What to work on:
Copy out all the lines where "devant" shows up.

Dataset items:

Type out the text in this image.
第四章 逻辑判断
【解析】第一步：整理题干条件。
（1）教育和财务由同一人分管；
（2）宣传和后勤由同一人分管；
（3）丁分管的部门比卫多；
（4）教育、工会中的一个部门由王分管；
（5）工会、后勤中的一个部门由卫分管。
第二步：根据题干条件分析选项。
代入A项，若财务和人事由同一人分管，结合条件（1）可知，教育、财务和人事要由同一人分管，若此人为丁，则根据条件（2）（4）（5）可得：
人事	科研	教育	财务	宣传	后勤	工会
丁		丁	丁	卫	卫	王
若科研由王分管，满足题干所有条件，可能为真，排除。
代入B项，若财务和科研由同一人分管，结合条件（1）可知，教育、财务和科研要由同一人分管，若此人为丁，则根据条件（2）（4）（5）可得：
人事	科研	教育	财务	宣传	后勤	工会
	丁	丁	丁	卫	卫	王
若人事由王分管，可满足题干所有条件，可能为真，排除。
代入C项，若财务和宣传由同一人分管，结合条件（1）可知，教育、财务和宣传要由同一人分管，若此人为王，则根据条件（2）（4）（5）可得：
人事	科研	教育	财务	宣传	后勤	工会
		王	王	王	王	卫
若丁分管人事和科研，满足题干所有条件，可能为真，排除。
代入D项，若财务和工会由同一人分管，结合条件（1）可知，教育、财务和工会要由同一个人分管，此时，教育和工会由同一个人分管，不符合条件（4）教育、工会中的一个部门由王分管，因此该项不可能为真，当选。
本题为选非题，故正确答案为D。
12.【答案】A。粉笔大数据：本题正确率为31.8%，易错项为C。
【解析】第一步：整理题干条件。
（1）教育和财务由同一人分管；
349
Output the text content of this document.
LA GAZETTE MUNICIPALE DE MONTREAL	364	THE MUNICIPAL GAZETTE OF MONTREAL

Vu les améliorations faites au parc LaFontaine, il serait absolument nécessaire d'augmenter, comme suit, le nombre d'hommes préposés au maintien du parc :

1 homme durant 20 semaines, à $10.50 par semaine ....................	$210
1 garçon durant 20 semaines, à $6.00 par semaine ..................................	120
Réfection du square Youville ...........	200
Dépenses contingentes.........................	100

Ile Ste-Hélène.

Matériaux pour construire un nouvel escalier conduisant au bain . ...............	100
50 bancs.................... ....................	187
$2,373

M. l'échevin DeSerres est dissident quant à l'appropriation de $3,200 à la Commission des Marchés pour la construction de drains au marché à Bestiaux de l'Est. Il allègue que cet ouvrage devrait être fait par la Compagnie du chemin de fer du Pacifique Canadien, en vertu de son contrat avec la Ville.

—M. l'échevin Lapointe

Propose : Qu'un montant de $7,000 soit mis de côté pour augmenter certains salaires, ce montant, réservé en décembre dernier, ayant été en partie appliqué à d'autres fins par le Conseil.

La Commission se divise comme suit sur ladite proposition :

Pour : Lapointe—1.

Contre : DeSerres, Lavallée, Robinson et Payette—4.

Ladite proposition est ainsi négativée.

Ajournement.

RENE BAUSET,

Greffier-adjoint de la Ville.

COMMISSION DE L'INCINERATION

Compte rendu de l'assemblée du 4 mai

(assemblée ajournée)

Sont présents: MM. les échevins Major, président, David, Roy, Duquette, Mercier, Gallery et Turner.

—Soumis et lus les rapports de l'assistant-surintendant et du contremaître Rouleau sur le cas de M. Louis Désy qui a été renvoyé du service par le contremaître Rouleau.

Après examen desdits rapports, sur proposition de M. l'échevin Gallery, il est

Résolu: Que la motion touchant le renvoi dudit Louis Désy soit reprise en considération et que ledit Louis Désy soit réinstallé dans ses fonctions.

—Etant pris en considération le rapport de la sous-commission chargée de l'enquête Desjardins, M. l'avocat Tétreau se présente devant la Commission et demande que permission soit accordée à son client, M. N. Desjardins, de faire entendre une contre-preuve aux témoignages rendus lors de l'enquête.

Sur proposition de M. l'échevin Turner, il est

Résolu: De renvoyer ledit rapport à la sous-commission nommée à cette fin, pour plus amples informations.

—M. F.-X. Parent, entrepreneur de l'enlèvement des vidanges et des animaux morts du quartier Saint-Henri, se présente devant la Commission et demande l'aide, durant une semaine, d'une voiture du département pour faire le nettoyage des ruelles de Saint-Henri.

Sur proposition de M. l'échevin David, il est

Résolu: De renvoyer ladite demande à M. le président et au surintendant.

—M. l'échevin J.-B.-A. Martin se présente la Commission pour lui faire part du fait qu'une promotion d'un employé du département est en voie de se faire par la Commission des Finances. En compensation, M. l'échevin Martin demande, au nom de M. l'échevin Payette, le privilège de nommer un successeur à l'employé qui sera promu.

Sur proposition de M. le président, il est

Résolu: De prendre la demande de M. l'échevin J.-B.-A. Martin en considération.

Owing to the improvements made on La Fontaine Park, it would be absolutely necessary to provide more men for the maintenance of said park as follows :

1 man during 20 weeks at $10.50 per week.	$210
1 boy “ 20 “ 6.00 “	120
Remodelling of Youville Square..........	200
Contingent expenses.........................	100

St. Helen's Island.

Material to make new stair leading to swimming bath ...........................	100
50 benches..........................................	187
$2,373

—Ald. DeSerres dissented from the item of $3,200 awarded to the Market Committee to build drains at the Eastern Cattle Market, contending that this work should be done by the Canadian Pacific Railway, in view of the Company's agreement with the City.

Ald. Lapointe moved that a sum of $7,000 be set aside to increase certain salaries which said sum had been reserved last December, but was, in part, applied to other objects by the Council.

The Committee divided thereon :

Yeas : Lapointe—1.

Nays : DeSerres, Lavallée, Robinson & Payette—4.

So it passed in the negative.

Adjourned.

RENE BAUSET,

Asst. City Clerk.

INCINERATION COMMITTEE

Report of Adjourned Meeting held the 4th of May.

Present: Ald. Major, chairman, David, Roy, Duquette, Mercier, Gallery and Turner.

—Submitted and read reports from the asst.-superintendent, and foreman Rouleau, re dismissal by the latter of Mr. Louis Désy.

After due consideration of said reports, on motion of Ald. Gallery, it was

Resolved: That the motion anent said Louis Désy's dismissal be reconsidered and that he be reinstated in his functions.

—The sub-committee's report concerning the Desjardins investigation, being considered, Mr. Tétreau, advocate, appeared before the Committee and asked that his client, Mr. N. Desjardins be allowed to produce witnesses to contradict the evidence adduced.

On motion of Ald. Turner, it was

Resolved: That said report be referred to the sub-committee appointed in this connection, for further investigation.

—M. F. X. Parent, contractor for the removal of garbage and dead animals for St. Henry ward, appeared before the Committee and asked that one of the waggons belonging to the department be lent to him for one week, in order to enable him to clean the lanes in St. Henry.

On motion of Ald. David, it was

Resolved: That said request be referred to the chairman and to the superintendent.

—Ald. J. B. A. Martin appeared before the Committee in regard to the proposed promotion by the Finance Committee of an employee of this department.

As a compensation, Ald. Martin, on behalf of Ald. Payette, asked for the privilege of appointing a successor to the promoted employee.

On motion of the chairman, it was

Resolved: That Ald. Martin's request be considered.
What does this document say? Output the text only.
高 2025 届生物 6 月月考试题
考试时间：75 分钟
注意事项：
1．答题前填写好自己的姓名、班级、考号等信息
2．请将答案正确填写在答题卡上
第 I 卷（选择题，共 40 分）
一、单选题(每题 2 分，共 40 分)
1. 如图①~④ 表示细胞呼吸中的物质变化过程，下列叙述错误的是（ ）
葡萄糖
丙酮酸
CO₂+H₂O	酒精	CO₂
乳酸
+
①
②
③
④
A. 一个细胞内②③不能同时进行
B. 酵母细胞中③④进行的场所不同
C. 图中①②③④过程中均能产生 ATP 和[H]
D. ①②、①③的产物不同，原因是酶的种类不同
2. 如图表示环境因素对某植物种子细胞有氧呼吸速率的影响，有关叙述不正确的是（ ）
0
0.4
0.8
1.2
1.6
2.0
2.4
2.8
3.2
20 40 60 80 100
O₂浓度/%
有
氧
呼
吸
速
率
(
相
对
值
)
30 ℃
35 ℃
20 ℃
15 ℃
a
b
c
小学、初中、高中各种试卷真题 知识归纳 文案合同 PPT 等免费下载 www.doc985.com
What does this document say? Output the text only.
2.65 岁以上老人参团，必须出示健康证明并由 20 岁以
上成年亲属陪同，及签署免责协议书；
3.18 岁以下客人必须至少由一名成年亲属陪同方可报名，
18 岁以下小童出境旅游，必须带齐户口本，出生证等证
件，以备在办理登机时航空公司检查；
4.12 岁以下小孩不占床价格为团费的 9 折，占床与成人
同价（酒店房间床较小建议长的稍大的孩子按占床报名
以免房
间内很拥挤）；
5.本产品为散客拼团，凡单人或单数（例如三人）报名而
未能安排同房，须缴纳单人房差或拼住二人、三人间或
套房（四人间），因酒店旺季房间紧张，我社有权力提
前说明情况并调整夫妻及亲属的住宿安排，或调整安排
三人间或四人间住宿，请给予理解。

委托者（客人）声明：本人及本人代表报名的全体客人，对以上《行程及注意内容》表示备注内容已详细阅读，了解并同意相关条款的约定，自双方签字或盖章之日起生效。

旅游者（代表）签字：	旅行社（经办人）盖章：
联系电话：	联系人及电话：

Correct output:
—Etant pris en considération le rapport de la sous-commission chargée de l'enquête Desjardins, M. l'avocat Tétreau se présente devant la Commission et demande que permission soit accordée à son client, M. N. Desjardins, de faire entendre une contre-preuve aux témoignages rendus lors de l'enquête.
—M. F.-X. Parent, entrepreneur de l'enlèvement des vidanges et des animaux morts du quartier Saint-Henri, se présente devant la Commission et demande l'aide, durant une semaine, d'une voiture du département pour faire le nettoyage des ruelles de Saint-Henri.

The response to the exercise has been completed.